**EXERCISE**.
An exact copy of every record is needed.

── RECORD SET

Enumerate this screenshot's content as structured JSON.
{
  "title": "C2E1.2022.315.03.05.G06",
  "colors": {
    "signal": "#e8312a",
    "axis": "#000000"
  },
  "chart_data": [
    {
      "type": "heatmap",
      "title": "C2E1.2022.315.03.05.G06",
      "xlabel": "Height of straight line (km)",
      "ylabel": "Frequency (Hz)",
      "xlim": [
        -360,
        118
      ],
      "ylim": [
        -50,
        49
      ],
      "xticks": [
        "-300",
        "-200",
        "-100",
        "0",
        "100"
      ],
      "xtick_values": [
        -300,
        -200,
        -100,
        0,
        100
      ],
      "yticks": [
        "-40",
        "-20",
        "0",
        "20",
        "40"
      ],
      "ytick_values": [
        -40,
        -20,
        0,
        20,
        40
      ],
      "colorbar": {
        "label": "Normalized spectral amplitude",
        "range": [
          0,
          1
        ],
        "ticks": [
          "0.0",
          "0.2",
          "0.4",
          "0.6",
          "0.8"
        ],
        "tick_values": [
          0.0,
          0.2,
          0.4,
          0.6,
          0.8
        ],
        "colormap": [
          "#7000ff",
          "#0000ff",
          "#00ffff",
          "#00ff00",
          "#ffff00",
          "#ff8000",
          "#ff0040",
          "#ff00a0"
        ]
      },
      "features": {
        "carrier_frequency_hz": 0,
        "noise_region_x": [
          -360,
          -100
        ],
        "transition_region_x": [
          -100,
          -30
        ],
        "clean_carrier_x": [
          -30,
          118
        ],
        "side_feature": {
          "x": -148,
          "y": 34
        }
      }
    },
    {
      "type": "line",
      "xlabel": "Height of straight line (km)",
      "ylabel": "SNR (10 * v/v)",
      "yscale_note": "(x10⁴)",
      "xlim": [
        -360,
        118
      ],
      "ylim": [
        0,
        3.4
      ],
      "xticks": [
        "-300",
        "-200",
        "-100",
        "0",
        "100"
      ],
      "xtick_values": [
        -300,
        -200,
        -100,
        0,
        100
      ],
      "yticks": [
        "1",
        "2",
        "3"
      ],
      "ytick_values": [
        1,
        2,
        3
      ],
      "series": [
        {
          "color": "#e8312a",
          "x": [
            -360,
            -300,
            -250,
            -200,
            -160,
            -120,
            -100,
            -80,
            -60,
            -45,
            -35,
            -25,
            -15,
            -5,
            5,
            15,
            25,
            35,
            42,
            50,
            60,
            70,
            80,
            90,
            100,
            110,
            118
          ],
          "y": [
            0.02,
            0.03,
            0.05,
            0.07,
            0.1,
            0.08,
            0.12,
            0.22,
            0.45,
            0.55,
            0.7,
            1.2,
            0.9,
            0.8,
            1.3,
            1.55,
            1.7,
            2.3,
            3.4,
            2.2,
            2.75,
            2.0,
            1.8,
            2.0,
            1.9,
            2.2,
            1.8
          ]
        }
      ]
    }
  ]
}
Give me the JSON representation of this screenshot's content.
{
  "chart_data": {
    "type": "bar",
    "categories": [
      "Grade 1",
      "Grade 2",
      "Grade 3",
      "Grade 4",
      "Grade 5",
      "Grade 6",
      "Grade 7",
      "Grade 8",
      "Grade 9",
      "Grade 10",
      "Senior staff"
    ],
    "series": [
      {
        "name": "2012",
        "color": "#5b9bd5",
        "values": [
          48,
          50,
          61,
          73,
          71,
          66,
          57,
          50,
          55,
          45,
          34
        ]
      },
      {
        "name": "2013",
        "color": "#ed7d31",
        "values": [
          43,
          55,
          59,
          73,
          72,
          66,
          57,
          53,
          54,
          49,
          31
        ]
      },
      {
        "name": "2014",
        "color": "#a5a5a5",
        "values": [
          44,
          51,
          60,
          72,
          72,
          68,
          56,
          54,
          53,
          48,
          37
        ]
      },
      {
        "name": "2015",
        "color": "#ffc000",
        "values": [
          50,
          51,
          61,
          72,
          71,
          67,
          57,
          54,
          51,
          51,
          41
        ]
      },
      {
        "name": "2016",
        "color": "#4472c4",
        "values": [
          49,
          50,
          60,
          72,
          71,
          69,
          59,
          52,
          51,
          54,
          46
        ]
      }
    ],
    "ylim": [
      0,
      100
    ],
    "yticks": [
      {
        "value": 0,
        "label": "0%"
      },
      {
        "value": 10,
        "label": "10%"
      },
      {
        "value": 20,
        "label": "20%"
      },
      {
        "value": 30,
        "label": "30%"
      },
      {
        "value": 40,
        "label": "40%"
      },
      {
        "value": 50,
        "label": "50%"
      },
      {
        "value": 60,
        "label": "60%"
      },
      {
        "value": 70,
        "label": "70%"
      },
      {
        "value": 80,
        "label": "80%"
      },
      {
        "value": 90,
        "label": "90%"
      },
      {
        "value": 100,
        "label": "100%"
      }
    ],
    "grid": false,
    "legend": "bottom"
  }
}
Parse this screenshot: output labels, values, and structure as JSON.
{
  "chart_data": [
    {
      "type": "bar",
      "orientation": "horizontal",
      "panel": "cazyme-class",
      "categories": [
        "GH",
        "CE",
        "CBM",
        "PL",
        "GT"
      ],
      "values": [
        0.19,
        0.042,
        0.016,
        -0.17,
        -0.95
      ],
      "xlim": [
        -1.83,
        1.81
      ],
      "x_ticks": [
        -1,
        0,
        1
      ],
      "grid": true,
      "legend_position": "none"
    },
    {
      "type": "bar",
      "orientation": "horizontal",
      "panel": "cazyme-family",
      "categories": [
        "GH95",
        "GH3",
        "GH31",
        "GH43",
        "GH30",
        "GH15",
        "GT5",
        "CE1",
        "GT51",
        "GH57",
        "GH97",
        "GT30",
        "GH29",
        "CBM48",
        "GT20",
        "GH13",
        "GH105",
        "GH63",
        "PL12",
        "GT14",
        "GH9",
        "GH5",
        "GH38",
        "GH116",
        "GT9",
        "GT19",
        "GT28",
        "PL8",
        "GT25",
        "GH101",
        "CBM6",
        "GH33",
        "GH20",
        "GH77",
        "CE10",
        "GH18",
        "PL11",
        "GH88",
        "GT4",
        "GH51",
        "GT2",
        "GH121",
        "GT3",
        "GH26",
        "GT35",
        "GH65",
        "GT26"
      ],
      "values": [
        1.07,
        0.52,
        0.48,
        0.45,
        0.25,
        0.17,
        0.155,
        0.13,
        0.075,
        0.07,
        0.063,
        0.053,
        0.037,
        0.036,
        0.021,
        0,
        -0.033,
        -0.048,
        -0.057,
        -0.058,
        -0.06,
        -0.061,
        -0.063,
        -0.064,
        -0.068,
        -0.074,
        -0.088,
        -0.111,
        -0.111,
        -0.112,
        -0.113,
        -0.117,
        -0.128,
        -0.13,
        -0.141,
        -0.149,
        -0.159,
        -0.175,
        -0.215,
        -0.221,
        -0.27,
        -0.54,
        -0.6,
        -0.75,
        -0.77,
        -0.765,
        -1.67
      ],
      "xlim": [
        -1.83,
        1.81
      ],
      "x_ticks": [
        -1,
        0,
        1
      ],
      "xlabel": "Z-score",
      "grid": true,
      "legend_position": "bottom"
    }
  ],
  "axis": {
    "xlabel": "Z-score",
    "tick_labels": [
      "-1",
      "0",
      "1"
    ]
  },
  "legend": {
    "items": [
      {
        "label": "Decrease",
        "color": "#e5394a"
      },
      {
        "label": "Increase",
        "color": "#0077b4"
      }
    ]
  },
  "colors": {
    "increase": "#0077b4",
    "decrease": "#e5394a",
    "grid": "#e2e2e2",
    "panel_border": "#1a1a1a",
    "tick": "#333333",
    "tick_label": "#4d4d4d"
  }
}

────

**SOLUTION TO THIS TASK**.
Enumerate this screenshot's content as structured JSON.
{
  "title": "C2E1.2022.315.03.05.G06",
  "colors": {
    "signal": "#e8312a",
    "axis": "#000000"
  },
  "chart_data": [
    {
      "type": "heatmap",
      "title": "C2E1.2022.315.03.05.G06",
      "xlabel": "Height of straight line (km)",
      "ylabel": "Frequency (Hz)",
      "xlim": [
        -360,
        118
      ],
      "ylim": [
        -50,
        49
      ],
      "xticks": [
        "-300",
        "-200",
        "-100",
        "0",
        "100"
      ],
      "xtick_values": [
        -300,
        -200,
        -100,
        0,
        100
      ],
      "yticks": [
        "-40",
        "-20",
        "0",
        "20",
        "40"
      ],
      "ytick_values": [
        -40,
        -20,
        0,
        20,
        40
      ],
      "colorbar": {
        "label": "Normalized spectral amplitude",
        "range": [
          0,
          1
        ],
        "ticks": [
          "0.0",
          "0.2",
          "0.4",
          "0.6",
          "0.8"
        ],
        "tick_values": [
          0.0,
          0.2,
          0.4,
          0.6,
          0.8
        ],
        "colormap": [
          "#7000ff",
          "#0000ff",
          "#00ffff",
          "#00ff00",
          "#ffff00",
          "#ff8000",
          "#ff0040",
          "#ff00a0"
        ]
      },
      "features": {
        "carrier_frequency_hz": 0,
        "noise_region_x": [
          -360,
          -100
        ],
        "transition_region_x": [
          -100,
          -30
        ],
        "clean_carrier_x": [
          -30,
          118
        ],
        "side_feature": {
          "x": -148,
          "y": 34
        }
      }
    },
    {
      "type": "line",
      "xlabel": "Height of straight line (km)",
      "ylabel": "SNR (10 * v/v)",
      "yscale_note": "(x10⁴)",
      "xlim": [
        -360,
        118
      ],
      "ylim": [
        0,
        3.4
      ],
      "xticks": [
        "-300",
        "-200",
        "-100",
        "0",
        "100"
      ],
      "xtick_values": [
        -300,
        -200,
        -100,
        0,
        100
      ],
      "yticks": [
        "1",
        "2",
        "3"
      ],
      "ytick_values": [
        1,
        2,
        3
      ],
      "series": [
        {
          "color": "#e8312a",
          "x": [
            -360,
            -300,
            -250,
            -200,
            -160,
            -120,
            -100,
            -80,
            -60,
            -45,
            -35,
            -25,
            -15,
            -5,
            5,
            15,
            25,
            35,
            42,
            50,
            60,
            70,
            80,
            90,
            100,
            110,
            118
          ],
          "y": [
            0.02,
            0.03,
            0.05,
            0.07,
            0.1,
            0.08,
            0.12,
            0.22,
            0.45,
            0.55,
            0.7,
            1.2,
            0.9,
            0.8,
            1.3,
            1.55,
            1.7,
            2.3,
            3.4,
            2.2,
            2.75,
            2.0,
            1.8,
            2.0,
            1.9,
            2.2,
            1.8
          ]
        }
      ]
    }
  ]
}
Give me the JSON representation of this screenshot's content.
{
  "chart_data": {
    "type": "bar",
    "categories": [
      "Grade 1",
      "Grade 2",
      "Grade 3",
      "Grade 4",
      "Grade 5",
      "Grade 6",
      "Grade 7",
      "Grade 8",
      "Grade 9",
      "Grade 10",
      "Senior staff"
    ],
    "series": [
      {
        "name": "2012",
        "color": "#5b9bd5",
        "values": [
          48,
          50,
          61,
          73,
          71,
          66,
          57,
          50,
          55,
          45,
          34
        ]
      },
      {
        "name": "2013",
        "color": "#ed7d31",
        "values": [
          43,
          55,
          59,
          73,
          72,
          66,
          57,
          53,
          54,
          49,
          31
        ]
      },
      {
        "name": "2014",
        "color": "#a5a5a5",
        "values": [
          44,
          51,
          60,
          72,
          72,
          68,
          56,
          54,
          53,
          48,
          37
        ]
      },
      {
        "name": "2015",
        "color": "#ffc000",
        "values": [
          50,
          51,
          61,
          72,
          71,
          67,
          57,
          54,
          51,
          51,
          41
        ]
      },
      {
        "name": "2016",
        "color": "#4472c4",
        "values": [
          49,
          50,
          60,
          72,
          71,
          69,
          59,
          52,
          51,
          54,
          46
        ]
      }
    ],
    "ylim": [
      0,
      100
    ],
    "yticks": [
      {
        "value": 0,
        "label": "0%"
      },
      {
        "value": 10,
        "label": "10%"
      },
      {
        "value": 20,
        "label": "20%"
      },
      {
        "value": 30,
        "label": "30%"
      },
      {
        "value": 40,
        "label": "40%"
      },
      {
        "value": 50,
        "label": "50%"
      },
      {
        "value": 60,
        "label": "60%"
      },
      {
        "value": 70,
        "label": "70%"
      },
      {
        "value": 80,
        "label": "80%"
      },
      {
        "value": 90,
        "label": "90%"
      },
      {
        "value": 100,
        "label": "100%"
      }
    ],
    "grid": false,
    "legend": "bottom"
  }
}
Parse this screenshot: output labels, values, and structure as JSON.
{
  "chart_data": [
    {
      "type": "bar",
      "orientation": "horizontal",
      "panel": "cazyme-class",
      "categories": [
        "GH",
        "CE",
        "CBM",
        "PL",
        "GT"
      ],
      "values": [
        0.19,
        0.042,
        0.016,
        -0.17,
        -0.95
      ],
      "xlim": [
        -1.83,
        1.81
      ],
      "x_ticks": [
        -1,
        0,
        1
      ],
      "grid": true,
      "legend_position": "none"
    },
    {
      "type": "bar",
      "orientation": "horizontal",
      "panel": "cazyme-family",
      "categories": [
        "GH95",
        "GH3",
        "GH31",
        "GH43",
        "GH30",
        "GH15",
        "GT5",
        "CE1",
        "GT51",
        "GH57",
        "GH97",
        "GT30",
        "GH29",
        "CBM48",
        "GT20",
        "GH13",
        "GH105",
        "GH63",
        "PL12",
        "GT14",
        "GH9",
        "GH5",
        "GH38",
        "GH116",
        "GT9",
        "GT19",
        "GT28",
        "PL8",
        "GT25",
        "GH101",
        "CBM6",
        "GH33",
        "GH20",
        "GH77",
        "CE10",
        "GH18",
        "PL11",
        "GH88",
        "GT4",
        "GH51",
        "GT2",
        "GH121",
        "GT3",
        "GH26",
        "GT35",
        "GH65",
        "GT26"
      ],
      "values": [
        1.07,
        0.52,
        0.48,
        0.45,
        0.25,
        0.17,
        0.155,
        0.13,
        0.075,
        0.07,
        0.063,
        0.053,
        0.037,
        0.036,
        0.021,
        0,
        -0.033,
        -0.048,
        -0.057,
        -0.058,
        -0.06,
        -0.061,
        -0.063,
        -0.064,
        -0.068,
        -0.074,
        -0.088,
        -0.111,
        -0.111,
        -0.112,
        -0.113,
        -0.117,
        -0.128,
        -0.13,
        -0.141,
        -0.149,
        -0.159,
        -0.175,
        -0.215,
        -0.221,
        -0.27,
        -0.54,
        -0.6,
        -0.75,
        -0.77,
        -0.765,
        -1.67
      ],
      "xlim": [
        -1.83,
        1.81
      ],
      "x_ticks": [
        -1,
        0,
        1
      ],
      "xlabel": "Z-score",
      "grid": true,
      "legend_position": "bottom"
    }
  ],
  "axis": {
    "xlabel": "Z-score",
    "tick_labels": [
      "-1",
      "0",
      "1"
    ]
  },
  "legend": {
    "items": [
      {
        "label": "Decrease",
        "color": "#e5394a"
      },
      {
        "label": "Increase",
        "color": "#0077b4"
      }
    ]
  },
  "colors": {
    "increase": "#0077b4",
    "decrease": "#e5394a",
    "grid": "#e2e2e2",
    "panel_border": "#1a1a1a",
    "tick": "#333333",
    "tick_label": "#4d4d4d"
  }
}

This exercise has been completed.